:: Data rows
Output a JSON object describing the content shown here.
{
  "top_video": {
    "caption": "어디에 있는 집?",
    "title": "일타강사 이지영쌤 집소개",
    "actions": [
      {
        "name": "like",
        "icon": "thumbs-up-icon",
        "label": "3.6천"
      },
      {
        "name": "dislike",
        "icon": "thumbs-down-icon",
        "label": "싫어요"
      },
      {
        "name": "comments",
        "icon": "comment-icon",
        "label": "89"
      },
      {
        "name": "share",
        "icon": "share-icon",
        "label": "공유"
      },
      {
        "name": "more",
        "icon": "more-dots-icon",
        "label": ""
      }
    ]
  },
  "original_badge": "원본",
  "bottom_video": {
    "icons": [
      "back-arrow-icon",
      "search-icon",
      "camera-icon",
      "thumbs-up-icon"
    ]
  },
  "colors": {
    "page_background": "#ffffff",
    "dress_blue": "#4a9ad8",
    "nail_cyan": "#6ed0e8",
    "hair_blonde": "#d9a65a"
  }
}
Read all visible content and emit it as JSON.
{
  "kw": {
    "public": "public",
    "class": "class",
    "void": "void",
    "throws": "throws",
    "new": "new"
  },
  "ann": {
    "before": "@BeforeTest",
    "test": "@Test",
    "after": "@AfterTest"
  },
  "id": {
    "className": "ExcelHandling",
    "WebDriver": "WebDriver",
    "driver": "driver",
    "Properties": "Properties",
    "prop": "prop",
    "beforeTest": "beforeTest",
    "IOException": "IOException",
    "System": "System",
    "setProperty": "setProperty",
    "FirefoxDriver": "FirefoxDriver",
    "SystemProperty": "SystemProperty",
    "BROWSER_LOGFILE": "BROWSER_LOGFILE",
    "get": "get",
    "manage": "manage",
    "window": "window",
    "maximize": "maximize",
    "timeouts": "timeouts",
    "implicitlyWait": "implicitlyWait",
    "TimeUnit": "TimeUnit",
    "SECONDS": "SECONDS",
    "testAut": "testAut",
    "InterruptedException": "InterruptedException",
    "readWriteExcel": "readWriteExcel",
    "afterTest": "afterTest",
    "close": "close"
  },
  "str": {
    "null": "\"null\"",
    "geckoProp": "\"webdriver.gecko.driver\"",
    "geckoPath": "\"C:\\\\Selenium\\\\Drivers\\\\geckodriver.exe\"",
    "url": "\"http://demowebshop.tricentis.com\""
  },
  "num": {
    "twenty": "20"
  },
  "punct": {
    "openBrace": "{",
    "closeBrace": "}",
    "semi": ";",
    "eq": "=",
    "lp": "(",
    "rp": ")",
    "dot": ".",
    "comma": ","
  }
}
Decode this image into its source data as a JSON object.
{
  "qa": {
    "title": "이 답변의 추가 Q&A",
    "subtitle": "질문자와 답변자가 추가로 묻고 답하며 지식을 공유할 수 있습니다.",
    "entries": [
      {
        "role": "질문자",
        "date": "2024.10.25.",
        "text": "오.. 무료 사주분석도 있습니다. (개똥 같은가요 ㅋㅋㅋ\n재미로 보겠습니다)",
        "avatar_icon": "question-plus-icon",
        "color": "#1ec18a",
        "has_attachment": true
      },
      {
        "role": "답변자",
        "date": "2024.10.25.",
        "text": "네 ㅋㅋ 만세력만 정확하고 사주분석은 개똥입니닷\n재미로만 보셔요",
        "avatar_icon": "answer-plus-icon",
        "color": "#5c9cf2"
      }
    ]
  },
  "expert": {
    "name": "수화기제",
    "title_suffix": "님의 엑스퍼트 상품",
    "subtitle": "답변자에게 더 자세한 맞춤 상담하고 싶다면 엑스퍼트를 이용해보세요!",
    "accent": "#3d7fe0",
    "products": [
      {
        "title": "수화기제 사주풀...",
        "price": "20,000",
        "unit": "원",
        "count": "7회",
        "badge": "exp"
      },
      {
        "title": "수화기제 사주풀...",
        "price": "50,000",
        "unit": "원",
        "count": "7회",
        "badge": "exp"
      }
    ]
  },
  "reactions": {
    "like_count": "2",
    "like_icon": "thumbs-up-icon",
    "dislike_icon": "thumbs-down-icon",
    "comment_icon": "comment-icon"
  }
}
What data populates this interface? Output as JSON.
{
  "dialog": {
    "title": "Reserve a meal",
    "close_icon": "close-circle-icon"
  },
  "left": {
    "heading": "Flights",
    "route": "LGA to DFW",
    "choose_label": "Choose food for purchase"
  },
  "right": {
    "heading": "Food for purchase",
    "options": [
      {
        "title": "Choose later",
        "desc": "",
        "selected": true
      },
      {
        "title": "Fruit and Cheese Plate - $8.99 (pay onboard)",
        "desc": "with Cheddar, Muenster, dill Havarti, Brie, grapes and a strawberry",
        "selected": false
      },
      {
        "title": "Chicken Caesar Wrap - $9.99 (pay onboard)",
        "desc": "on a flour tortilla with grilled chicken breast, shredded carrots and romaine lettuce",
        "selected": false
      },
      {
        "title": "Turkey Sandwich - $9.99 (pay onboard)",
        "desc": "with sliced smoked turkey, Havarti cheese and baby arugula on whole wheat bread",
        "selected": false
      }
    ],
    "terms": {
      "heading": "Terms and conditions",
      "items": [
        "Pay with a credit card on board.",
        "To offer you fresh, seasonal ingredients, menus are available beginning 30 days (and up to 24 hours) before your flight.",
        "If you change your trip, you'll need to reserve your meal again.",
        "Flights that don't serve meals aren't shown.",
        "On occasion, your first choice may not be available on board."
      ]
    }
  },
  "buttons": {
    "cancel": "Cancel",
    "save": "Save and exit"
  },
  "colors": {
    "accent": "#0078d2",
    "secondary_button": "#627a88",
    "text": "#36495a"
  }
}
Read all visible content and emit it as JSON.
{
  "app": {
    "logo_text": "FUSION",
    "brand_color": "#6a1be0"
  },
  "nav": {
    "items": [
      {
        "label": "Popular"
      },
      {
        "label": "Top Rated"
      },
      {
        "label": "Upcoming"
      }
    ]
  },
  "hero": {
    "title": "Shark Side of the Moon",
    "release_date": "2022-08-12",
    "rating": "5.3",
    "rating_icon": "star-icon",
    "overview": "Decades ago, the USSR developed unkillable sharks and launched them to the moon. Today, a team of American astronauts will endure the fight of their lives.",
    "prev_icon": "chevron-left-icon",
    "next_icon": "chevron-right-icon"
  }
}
::::
Request:
Work through the data and report how many of its lines hold the word "chevron", giving only the figure.

Response to the task:
2